** Description of the task **
Copy every line that holds "xlabel".

** Data entries **
===

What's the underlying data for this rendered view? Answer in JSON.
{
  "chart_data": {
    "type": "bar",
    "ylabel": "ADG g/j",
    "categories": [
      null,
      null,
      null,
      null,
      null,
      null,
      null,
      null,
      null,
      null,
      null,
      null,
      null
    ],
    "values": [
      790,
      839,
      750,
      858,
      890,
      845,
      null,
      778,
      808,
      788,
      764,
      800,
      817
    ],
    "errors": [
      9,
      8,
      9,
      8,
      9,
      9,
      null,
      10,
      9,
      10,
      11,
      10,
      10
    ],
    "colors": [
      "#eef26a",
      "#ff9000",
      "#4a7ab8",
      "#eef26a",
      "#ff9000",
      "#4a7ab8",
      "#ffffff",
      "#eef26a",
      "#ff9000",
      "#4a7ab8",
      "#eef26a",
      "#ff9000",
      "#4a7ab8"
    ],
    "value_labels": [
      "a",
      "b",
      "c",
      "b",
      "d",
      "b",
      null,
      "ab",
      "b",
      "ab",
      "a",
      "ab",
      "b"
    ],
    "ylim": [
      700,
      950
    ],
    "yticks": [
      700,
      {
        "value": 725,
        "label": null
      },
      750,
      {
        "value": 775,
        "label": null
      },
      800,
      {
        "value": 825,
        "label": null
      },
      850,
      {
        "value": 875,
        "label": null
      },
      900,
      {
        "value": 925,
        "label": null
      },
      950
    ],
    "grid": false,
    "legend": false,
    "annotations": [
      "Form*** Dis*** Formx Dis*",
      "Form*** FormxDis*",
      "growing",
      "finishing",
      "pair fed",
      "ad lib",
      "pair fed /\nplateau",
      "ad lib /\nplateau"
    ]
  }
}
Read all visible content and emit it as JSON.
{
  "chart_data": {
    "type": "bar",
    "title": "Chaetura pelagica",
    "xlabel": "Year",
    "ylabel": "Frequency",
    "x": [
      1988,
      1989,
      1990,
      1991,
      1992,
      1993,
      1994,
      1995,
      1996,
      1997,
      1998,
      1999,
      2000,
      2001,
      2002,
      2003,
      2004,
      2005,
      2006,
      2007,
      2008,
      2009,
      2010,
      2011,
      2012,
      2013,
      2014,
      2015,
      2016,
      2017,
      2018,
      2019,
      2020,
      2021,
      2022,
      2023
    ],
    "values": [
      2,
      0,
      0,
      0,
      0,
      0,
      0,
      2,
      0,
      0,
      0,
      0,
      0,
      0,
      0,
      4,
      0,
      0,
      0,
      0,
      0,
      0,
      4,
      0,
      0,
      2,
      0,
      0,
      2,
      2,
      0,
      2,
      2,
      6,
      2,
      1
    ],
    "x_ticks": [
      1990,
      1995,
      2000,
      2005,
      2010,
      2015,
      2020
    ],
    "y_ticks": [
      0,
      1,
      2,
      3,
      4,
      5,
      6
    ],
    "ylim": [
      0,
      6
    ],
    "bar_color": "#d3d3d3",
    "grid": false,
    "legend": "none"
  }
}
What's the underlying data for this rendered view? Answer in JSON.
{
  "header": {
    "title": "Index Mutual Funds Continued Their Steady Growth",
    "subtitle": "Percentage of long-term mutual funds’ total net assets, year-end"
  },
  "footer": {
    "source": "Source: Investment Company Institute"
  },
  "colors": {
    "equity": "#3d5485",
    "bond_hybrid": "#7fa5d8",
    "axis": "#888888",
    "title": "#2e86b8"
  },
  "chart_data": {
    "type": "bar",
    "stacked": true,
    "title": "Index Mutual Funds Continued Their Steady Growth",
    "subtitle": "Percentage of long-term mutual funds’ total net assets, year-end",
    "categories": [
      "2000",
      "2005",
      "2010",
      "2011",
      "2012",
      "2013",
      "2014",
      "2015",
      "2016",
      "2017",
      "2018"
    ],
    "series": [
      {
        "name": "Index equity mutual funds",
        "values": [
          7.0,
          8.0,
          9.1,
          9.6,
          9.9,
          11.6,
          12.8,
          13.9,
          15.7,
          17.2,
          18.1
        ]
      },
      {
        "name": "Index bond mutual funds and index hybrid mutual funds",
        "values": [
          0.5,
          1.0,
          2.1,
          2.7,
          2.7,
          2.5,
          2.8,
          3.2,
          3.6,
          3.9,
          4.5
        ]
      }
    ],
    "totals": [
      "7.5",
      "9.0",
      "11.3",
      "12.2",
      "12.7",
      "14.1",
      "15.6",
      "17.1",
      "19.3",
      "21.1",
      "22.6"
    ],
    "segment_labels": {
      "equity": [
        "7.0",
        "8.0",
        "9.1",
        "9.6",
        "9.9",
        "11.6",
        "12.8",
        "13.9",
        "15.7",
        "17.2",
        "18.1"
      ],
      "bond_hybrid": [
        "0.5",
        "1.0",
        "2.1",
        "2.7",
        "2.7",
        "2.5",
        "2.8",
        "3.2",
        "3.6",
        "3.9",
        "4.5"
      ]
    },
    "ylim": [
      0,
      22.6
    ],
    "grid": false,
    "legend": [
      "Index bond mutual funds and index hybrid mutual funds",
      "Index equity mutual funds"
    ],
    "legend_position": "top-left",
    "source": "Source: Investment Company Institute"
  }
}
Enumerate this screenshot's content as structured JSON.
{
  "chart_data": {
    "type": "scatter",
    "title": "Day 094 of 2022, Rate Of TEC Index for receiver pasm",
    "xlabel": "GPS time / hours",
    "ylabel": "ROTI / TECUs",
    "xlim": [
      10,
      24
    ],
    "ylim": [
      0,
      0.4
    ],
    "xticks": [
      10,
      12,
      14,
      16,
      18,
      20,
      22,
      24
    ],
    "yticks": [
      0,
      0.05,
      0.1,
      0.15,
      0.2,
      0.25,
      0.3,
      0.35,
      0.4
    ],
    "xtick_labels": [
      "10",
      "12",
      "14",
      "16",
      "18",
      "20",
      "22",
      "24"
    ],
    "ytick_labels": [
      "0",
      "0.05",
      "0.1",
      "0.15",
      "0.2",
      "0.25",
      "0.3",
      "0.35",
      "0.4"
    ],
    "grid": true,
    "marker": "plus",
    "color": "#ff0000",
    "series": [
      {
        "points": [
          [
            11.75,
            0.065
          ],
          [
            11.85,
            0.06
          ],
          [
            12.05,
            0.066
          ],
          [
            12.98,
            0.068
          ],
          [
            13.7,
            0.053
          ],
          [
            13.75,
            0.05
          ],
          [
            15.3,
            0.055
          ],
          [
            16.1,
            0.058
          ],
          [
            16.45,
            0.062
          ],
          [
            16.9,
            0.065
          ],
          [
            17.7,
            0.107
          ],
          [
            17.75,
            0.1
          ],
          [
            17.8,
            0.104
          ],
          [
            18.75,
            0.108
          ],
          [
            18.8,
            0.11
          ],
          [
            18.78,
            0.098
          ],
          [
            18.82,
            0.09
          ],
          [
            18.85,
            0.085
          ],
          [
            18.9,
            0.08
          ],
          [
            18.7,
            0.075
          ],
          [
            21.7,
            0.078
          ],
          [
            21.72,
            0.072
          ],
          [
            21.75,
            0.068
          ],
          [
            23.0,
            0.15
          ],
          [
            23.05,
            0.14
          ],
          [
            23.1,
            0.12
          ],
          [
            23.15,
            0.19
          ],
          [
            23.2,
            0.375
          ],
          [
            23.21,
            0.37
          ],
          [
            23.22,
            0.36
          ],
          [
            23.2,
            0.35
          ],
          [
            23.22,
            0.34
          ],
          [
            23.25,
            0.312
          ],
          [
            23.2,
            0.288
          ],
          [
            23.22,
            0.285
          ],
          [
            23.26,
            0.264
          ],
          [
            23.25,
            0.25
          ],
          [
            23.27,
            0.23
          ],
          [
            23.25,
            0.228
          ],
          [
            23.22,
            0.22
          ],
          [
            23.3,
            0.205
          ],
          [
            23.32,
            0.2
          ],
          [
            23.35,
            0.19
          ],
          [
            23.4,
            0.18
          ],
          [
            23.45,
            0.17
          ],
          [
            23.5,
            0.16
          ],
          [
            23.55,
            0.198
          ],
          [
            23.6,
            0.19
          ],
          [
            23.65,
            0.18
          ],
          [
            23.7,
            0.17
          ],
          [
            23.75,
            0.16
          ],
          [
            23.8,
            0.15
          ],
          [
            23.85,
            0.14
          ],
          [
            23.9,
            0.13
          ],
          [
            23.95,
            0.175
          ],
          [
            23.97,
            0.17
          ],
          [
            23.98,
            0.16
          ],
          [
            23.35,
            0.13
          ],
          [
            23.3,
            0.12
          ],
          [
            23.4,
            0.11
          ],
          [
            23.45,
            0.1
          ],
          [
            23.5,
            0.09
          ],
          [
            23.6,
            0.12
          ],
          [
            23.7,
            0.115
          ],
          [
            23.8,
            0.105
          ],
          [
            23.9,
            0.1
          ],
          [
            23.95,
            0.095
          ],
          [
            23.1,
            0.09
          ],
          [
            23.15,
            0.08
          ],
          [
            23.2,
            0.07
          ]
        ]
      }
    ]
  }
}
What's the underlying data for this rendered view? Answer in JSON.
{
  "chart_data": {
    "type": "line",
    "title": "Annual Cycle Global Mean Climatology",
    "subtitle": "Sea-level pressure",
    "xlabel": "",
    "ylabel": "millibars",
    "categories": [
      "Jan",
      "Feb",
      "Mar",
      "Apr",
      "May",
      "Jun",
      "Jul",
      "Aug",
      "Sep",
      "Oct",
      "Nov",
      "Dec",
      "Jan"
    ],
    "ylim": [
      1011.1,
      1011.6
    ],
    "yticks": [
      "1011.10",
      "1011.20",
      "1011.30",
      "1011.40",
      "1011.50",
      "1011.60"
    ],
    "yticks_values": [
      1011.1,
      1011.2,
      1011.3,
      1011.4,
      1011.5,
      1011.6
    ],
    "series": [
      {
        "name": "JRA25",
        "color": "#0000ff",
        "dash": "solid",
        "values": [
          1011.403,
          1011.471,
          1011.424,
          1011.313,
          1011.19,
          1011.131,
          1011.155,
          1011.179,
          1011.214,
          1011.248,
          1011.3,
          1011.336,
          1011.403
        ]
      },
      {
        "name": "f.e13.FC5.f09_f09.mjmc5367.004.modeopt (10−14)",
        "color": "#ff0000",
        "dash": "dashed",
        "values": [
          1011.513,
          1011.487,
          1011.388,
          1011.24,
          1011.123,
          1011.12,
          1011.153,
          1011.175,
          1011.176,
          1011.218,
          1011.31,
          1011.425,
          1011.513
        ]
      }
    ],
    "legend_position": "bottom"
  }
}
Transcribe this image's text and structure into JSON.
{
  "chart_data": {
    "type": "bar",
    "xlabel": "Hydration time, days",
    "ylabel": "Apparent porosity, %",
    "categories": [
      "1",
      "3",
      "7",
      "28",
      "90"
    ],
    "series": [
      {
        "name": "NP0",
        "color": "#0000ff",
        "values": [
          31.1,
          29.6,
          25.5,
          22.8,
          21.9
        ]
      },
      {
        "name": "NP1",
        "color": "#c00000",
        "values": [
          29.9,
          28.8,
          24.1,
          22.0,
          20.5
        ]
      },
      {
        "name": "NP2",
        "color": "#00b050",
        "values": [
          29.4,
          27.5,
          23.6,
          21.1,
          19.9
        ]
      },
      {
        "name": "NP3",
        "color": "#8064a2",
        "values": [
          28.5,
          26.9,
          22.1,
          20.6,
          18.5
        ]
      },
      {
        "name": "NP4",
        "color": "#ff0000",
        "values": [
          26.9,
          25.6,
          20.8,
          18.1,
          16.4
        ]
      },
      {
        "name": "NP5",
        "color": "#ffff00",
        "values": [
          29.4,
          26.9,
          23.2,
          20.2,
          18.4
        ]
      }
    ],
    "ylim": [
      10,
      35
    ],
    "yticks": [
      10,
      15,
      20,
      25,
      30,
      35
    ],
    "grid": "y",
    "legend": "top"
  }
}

===

** Result of the exercise **
    "xlabel": "Year",
    "xlabel": "GPS time / hours",
    "xlabel": "",
    "xlabel": "Hydration time, days",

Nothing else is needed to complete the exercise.